──────── Material

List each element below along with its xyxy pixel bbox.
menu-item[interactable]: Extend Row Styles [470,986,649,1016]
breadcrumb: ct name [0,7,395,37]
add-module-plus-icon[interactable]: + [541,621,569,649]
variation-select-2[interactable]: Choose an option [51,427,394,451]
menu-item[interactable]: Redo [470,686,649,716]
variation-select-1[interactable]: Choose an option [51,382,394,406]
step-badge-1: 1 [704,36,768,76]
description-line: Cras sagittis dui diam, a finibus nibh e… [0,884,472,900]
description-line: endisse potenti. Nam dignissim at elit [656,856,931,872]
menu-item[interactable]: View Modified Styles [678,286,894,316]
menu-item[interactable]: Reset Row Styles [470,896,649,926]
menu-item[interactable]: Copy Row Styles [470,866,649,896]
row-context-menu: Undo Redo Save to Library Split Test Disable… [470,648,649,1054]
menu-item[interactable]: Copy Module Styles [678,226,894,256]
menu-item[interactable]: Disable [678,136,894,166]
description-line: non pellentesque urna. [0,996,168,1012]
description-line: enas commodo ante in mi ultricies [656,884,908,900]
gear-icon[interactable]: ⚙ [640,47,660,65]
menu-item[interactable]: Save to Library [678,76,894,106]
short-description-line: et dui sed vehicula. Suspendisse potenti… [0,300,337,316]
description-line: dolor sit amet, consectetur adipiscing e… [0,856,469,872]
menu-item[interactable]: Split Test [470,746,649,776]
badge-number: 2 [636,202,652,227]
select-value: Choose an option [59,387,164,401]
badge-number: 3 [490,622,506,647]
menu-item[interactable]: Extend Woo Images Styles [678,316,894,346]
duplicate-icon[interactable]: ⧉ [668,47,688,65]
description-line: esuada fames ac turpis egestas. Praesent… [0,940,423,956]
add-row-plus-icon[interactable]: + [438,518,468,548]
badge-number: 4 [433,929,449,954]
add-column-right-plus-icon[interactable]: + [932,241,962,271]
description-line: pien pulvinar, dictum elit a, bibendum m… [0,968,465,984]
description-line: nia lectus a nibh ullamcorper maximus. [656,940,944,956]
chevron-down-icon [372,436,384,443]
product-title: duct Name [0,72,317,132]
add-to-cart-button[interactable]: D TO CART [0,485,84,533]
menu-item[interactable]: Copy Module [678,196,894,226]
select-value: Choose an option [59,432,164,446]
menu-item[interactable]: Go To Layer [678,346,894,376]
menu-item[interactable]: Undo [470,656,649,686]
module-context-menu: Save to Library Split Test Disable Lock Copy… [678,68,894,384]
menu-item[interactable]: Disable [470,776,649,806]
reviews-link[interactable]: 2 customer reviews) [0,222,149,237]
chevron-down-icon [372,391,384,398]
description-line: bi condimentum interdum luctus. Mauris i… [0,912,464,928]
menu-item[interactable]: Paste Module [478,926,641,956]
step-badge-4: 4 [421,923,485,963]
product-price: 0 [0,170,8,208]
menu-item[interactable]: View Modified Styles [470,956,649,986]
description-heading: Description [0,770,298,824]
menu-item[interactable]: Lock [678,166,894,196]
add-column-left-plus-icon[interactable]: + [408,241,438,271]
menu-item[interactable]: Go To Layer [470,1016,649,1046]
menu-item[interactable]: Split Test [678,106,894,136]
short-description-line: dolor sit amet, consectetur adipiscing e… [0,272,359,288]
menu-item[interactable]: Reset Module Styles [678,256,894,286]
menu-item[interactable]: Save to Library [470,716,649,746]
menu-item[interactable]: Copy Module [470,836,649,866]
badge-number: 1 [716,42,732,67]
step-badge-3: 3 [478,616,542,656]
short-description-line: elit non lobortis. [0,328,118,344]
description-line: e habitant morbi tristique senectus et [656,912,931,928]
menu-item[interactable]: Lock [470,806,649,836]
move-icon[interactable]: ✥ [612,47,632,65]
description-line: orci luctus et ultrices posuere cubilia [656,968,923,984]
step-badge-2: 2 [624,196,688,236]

────────────────

The task = Output every line of the items above verbatim, without any changes.

Worked solution =
List each element below along with its xyxy pixel bbox.
menu-item[interactable]: Extend Row Styles [470,986,649,1016]
breadcrumb: ct name [0,7,395,37]
add-module-plus-icon[interactable]: + [541,621,569,649]
variation-select-2[interactable]: Choose an option [51,427,394,451]
menu-item[interactable]: Redo [470,686,649,716]
variation-select-1[interactable]: Choose an option [51,382,394,406]
step-badge-1: 1 [704,36,768,76]
description-line: Cras sagittis dui diam, a finibus nibh e… [0,884,472,900]
description-line: endisse potenti. Nam dignissim at elit [656,856,931,872]
menu-item[interactable]: View Modified Styles [678,286,894,316]
menu-item[interactable]: Reset Row Styles [470,896,649,926]
menu-item[interactable]: Copy Row Styles [470,866,649,896]
row-context-menu: Undo Redo Save to Library Split Test Disable… [470,648,649,1054]
menu-item[interactable]: Copy Module Styles [678,226,894,256]
menu-item[interactable]: Disable [678,136,894,166]
description-line: non pellentesque urna. [0,996,168,1012]
description-line: enas commodo ante in mi ultricies [656,884,908,900]
gear-icon[interactable]: ⚙ [640,47,660,65]
menu-item[interactable]: Save to Library [678,76,894,106]
short-description-line: et dui sed vehicula. Suspendisse potenti… [0,300,337,316]
description-line: dolor sit amet, consectetur adipiscing e… [0,856,469,872]
menu-item[interactable]: Split Test [470,746,649,776]
badge-number: 2 [636,202,652,227]
select-value: Choose an option [59,387,164,401]
badge-number: 3 [490,622,506,647]
menu-item[interactable]: Extend Woo Images Styles [678,316,894,346]
duplicate-icon[interactable]: ⧉ [668,47,688,65]
description-line: esuada fames ac turpis egestas. Praesent… [0,940,423,956]
add-row-plus-icon[interactable]: + [438,518,468,548]
badge-number: 4 [433,929,449,954]
add-column-right-plus-icon[interactable]: + [932,241,962,271]
description-line: pien pulvinar, dictum elit a, bibendum m… [0,968,465,984]
description-line: nia lectus a nibh ullamcorper maximus. [656,940,944,956]
chevron-down-icon [372,436,384,443]
product-title: duct Name [0,72,317,132]
add-to-cart-button[interactable]: D TO CART [0,485,84,533]
menu-item[interactable]: Copy Module [678,196,894,226]
select-value: Choose an option [59,432,164,446]
menu-item[interactable]: Go To Layer [678,346,894,376]
menu-item[interactable]: Undo [470,656,649,686]
module-context-menu: Save to Library Split Test Disable Lock Copy… [678,68,894,384]
menu-item[interactable]: Disable [470,776,649,806]
reviews-link[interactable]: 2 customer reviews) [0,222,149,237]
chevron-down-icon [372,391,384,398]
description-line: bi condimentum interdum luctus. Mauris i… [0,912,464,928]
menu-item[interactable]: Paste Module [478,926,641,956]
step-badge-4: 4 [421,923,485,963]
product-price: 0 [0,170,8,208]
menu-item[interactable]: View Modified Styles [470,956,649,986]
description-heading: Description [0,770,298,824]
menu-item[interactable]: Lock [678,166,894,196]
add-column-left-plus-icon[interactable]: + [408,241,438,271]
menu-item[interactable]: Go To Layer [470,1016,649,1046]
menu-item[interactable]: Split Test [678,106,894,136]
short-description-line: dolor sit amet, consectetur adipiscing e… [0,272,359,288]
menu-item[interactable]: Reset Module Styles [678,256,894,286]
menu-item[interactable]: Save to Library [470,716,649,746]
menu-item[interactable]: Copy Module [470,836,649,866]
badge-number: 1 [716,42,732,67]
step-badge-3: 3 [478,616,542,656]
short-description-line: elit non lobortis. [0,328,118,344]
description-line: e habitant morbi tristique senectus et [656,912,931,928]
menu-item[interactable]: Lock [470,806,649,836]
move-icon[interactable]: ✥ [612,47,632,65]
description-line: orci luctus et ultrices posuere cubilia [656,968,923,984]
step-badge-2: 2 [624,196,688,236]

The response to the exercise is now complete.